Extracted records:
···

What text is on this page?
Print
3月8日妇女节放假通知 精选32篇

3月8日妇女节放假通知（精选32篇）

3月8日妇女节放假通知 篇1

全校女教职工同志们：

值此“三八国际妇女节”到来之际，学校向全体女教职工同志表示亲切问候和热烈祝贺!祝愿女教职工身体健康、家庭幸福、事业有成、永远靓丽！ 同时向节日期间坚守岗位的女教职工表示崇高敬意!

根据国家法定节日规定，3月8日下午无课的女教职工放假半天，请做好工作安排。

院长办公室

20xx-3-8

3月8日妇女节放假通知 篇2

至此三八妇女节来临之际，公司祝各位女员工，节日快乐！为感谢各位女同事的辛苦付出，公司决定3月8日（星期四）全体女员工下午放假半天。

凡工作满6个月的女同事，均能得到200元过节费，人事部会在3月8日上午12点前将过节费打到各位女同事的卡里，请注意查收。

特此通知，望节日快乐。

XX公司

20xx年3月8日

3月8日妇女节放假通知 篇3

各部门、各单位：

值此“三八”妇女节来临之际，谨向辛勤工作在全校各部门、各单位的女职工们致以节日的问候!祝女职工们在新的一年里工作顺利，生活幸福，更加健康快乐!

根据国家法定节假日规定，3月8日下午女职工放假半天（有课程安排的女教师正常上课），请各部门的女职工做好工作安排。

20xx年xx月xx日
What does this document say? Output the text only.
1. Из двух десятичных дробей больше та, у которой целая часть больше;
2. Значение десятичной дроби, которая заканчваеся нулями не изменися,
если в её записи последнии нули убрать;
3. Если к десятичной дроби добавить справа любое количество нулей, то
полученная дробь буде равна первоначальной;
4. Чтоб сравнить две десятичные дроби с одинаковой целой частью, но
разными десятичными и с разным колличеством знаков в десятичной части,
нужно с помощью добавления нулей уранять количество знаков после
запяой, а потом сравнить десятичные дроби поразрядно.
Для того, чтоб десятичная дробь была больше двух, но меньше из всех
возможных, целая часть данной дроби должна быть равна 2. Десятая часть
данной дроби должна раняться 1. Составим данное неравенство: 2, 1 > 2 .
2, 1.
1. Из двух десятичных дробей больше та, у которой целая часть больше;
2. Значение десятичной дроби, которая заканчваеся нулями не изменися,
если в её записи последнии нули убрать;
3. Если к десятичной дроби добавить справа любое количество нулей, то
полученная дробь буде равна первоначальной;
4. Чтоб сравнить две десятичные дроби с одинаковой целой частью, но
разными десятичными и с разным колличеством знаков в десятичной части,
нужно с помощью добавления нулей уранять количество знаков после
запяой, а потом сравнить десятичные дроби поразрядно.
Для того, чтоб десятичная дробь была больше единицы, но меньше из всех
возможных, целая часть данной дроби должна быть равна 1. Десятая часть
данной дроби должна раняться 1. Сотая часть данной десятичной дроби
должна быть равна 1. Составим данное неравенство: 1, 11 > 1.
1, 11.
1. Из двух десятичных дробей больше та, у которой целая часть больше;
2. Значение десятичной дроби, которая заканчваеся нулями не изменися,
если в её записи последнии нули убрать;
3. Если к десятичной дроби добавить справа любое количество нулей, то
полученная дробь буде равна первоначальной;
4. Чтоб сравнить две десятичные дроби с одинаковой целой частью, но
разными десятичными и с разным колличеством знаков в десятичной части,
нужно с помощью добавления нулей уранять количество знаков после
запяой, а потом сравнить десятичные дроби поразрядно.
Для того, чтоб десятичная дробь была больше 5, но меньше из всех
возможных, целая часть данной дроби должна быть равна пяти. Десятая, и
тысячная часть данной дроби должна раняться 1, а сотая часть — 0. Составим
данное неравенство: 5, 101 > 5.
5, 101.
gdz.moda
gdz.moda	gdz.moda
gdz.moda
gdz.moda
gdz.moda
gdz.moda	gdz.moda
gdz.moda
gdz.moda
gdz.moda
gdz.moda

···

Reproduce the full listing above, character for character.

What text is on this page?
Print
3月8日妇女节放假通知 精选32篇

3月8日妇女节放假通知（精选32篇）

3月8日妇女节放假通知 篇1

全校女教职工同志们：

值此“三八国际妇女节”到来之际，学校向全体女教职工同志表示亲切问候和热烈祝贺!祝愿女教职工身体健康、家庭幸福、事业有成、永远靓丽！ 同时向节日期间坚守岗位的女教职工表示崇高敬意!

根据国家法定节日规定，3月8日下午无课的女教职工放假半天，请做好工作安排。

院长办公室

20xx-3-8

3月8日妇女节放假通知 篇2

至此三八妇女节来临之际，公司祝各位女员工，节日快乐！为感谢各位女同事的辛苦付出，公司决定3月8日（星期四）全体女员工下午放假半天。

凡工作满6个月的女同事，均能得到200元过节费，人事部会在3月8日上午12点前将过节费打到各位女同事的卡里，请注意查收。

特此通知，望节日快乐。

XX公司

20xx年3月8日

3月8日妇女节放假通知 篇3

各部门、各单位：

值此“三八”妇女节来临之际，谨向辛勤工作在全校各部门、各单位的女职工们致以节日的问候!祝女职工们在新的一年里工作顺利，生活幸福，更加健康快乐!

根据国家法定节假日规定，3月8日下午女职工放假半天（有课程安排的女教师正常上课），请各部门的女职工做好工作安排。

20xx年xx月xx日
What does this document say? Output the text only.
1. Из двух десятичных дробей больше та, у которой целая часть больше;
2. Значение десятичной дроби, которая заканчваеся нулями не изменися,
если в её записи последнии нули убрать;
3. Если к десятичной дроби добавить справа любое количество нулей, то
полученная дробь буде равна первоначальной;
4. Чтоб сравнить две десятичные дроби с одинаковой целой частью, но
разными десятичными и с разным колличеством знаков в десятичной части,
нужно с помощью добавления нулей уранять количество знаков после
запяой, а потом сравнить десятичные дроби поразрядно.
Для того, чтоб десятичная дробь была больше двух, но меньше из всех
возможных, целая часть данной дроби должна быть равна 2. Десятая часть
данной дроби должна раняться 1. Составим данное неравенство: 2, 1 > 2 .
2, 1.
1. Из двух десятичных дробей больше та, у которой целая часть больше;
2. Значение десятичной дроби, которая заканчваеся нулями не изменися,
если в её записи последнии нули убрать;
3. Если к десятичной дроби добавить справа любое количество нулей, то
полученная дробь буде равна первоначальной;
4. Чтоб сравнить две десятичные дроби с одинаковой целой частью, но
разными десятичными и с разным колличеством знаков в десятичной части,
нужно с помощью добавления нулей уранять количество знаков после
запяой, а потом сравнить десятичные дроби поразрядно.
Для того, чтоб десятичная дробь была больше единицы, но меньше из всех
возможных, целая часть данной дроби должна быть равна 1. Десятая часть
данной дроби должна раняться 1. Сотая часть данной десятичной дроби
должна быть равна 1. Составим данное неравенство: 1, 11 > 1.
1, 11.
1. Из двух десятичных дробей больше та, у которой целая часть больше;
2. Значение десятичной дроби, которая заканчваеся нулями не изменися,
если в её записи последнии нули убрать;
3. Если к десятичной дроби добавить справа любое количество нулей, то
полученная дробь буде равна первоначальной;
4. Чтоб сравнить две десятичные дроби с одинаковой целой частью, но
разными десятичными и с разным колличеством знаков в десятичной части,
нужно с помощью добавления нулей уранять количество знаков после
запяой, а потом сравнить десятичные дроби поразрядно.
Для того, чтоб десятичная дробь была больше 5, но меньше из всех
возможных, целая часть данной дроби должна быть равна пяти. Десятая, и
тысячная часть данной дроби должна раняться 1, а сотая часть — 0. Составим
данное неравенство: 5, 101 > 5.
5, 101.
gdz.moda
gdz.moda	gdz.moda
gdz.moda
gdz.moda
gdz.moda
gdz.moda	gdz.moda
gdz.moda
gdz.moda
gdz.moda
gdz.moda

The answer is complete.